Listed records:
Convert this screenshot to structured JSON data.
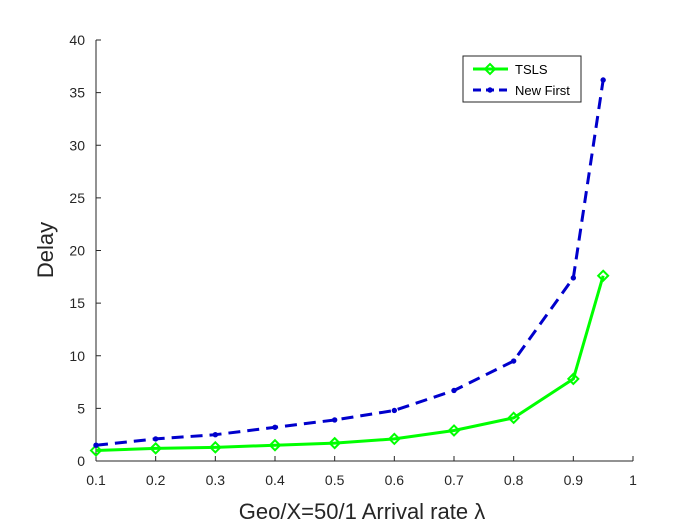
{
  "chart_data": {
    "type": "line",
    "xlabel": "Geo/X=50/1 Arrival rate λ",
    "ylabel": "Delay",
    "xlim": [
      0.1,
      1
    ],
    "ylim": [
      0,
      40
    ],
    "xticks": [
      "0.1",
      "0.2",
      "0.3",
      "0.4",
      "0.5",
      "0.6",
      "0.7",
      "0.8",
      "0.9",
      "1"
    ],
    "yticks": [
      "0",
      "5",
      "10",
      "15",
      "20",
      "25",
      "30",
      "35",
      "40"
    ],
    "grid": false,
    "legend_position": "top-right",
    "x": [
      0.1,
      0.2,
      0.3,
      0.4,
      0.5,
      0.6,
      0.7,
      0.8,
      0.9,
      0.95
    ],
    "series": [
      {
        "name": "TSLS",
        "color": "#00ff00",
        "style": "solid",
        "marker": "diamond",
        "values": [
          1.0,
          1.2,
          1.3,
          1.5,
          1.7,
          2.1,
          2.9,
          4.1,
          7.8,
          17.6
        ]
      },
      {
        "name": "New First",
        "color": "#0000cc",
        "style": "dashed",
        "marker": "dot",
        "values": [
          1.5,
          2.1,
          2.5,
          3.2,
          3.9,
          4.8,
          6.7,
          9.5,
          17.4,
          36.2
        ]
      }
    ]
  }
}
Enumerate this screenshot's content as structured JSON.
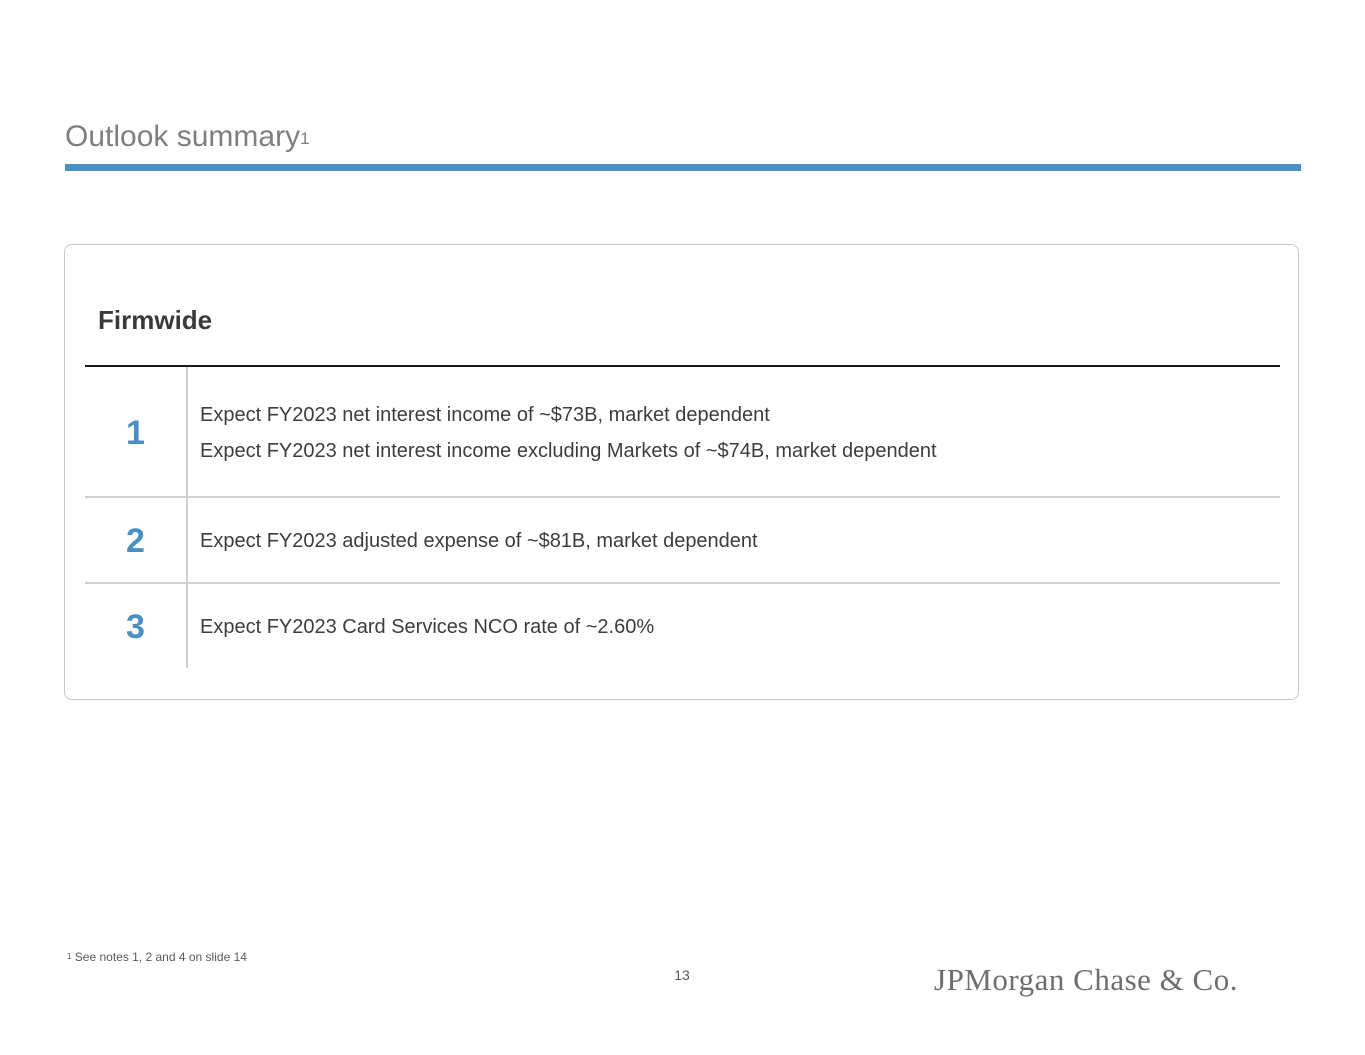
{
  "slide": {
    "title": "Outlook summary",
    "title_footnote_marker": "1",
    "section_heading": "Firmwide",
    "items": [
      {
        "number": "1",
        "lines": [
          "Expect FY2023 net interest income of ~$73B, market dependent",
          "Expect FY2023 net interest income excluding Markets of ~$74B, market dependent"
        ]
      },
      {
        "number": "2",
        "lines": [
          "Expect FY2023 adjusted expense of ~$81B, market dependent"
        ]
      },
      {
        "number": "3",
        "lines": [
          "Expect FY2023 Card Services NCO rate of ~2.60%"
        ]
      }
    ],
    "footnote_marker": "1",
    "footnote_text": " See notes 1, 2 and 4 on slide 14",
    "page_number": "13",
    "logo_text": "JPMorgan Chase & Co."
  },
  "colors": {
    "accent": "#4a90c2",
    "number": "#4a8fc1",
    "title": "#7f7f7f",
    "body_text": "#3d3d3d"
  }
}
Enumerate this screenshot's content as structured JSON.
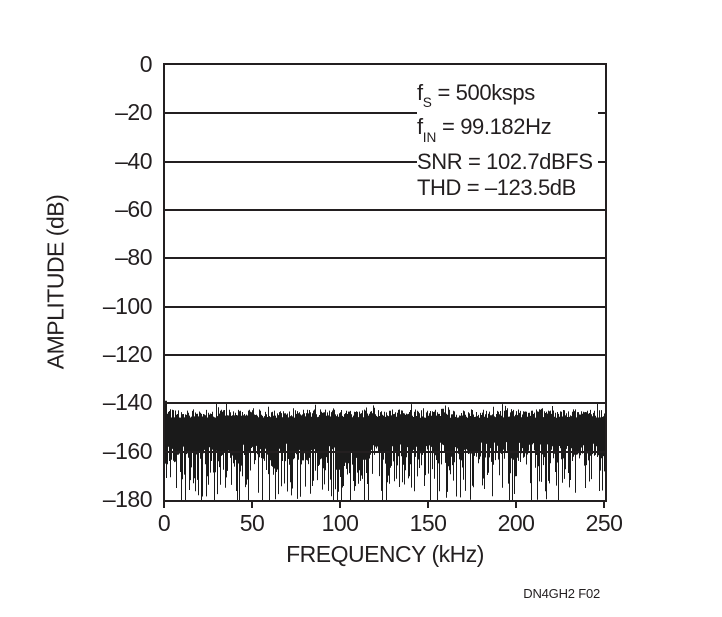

Goal of the exercise: Reproduce each line word for word and drop the pictures.

Full solution:
Convert this screenshot to structured JSON data.
{
  "chart_data": {
    "type": "line",
    "xlabel": "Geo/X=50/1 Arrival rate λ",
    "ylabel": "Delay",
    "xlim": [
      0.1,
      1
    ],
    "ylim": [
      0,
      40
    ],
    "xticks": [
      "0.1",
      "0.2",
      "0.3",
      "0.4",
      "0.5",
      "0.6",
      "0.7",
      "0.8",
      "0.9",
      "1"
    ],
    "yticks": [
      "0",
      "5",
      "10",
      "15",
      "20",
      "25",
      "30",
      "35",
      "40"
    ],
    "grid": false,
    "legend_position": "top-right",
    "x": [
      0.1,
      0.2,
      0.3,
      0.4,
      0.5,
      0.6,
      0.7,
      0.8,
      0.9,
      0.95
    ],
    "series": [
      {
        "name": "TSLS",
        "color": "#00ff00",
        "style": "solid",
        "marker": "diamond",
        "values": [
          1.0,
          1.2,
          1.3,
          1.5,
          1.7,
          2.1,
          2.9,
          4.1,
          7.8,
          17.6
        ]
      },
      {
        "name": "New First",
        "color": "#0000cc",
        "style": "dashed",
        "marker": "dot",
        "values": [
          1.5,
          2.1,
          2.5,
          3.2,
          3.9,
          4.8,
          6.7,
          9.5,
          17.4,
          36.2
        ]
      }
    ]
  }
}
Enumerate this screenshot's content as structured JSON.
{
  "slide": {
    "title": "Outlook summary",
    "title_footnote_marker": "1",
    "section_heading": "Firmwide",
    "items": [
      {
        "number": "1",
        "lines": [
          "Expect FY2023 net interest income of ~$73B, market dependent",
          "Expect FY2023 net interest income excluding Markets of ~$74B, market dependent"
        ]
      },
      {
        "number": "2",
        "lines": [
          "Expect FY2023 adjusted expense of ~$81B, market dependent"
        ]
      },
      {
        "number": "3",
        "lines": [
          "Expect FY2023 Card Services NCO rate of ~2.60%"
        ]
      }
    ],
    "footnote_marker": "1",
    "footnote_text": " See notes 1, 2 and 4 on slide 14",
    "page_number": "13",
    "logo_text": "JPMorgan Chase & Co."
  },
  "colors": {
    "accent": "#4a90c2",
    "number": "#4a8fc1",
    "title": "#7f7f7f",
    "body_text": "#3d3d3d"
  }
}
Enumerate this screenshot's content as structured JSON.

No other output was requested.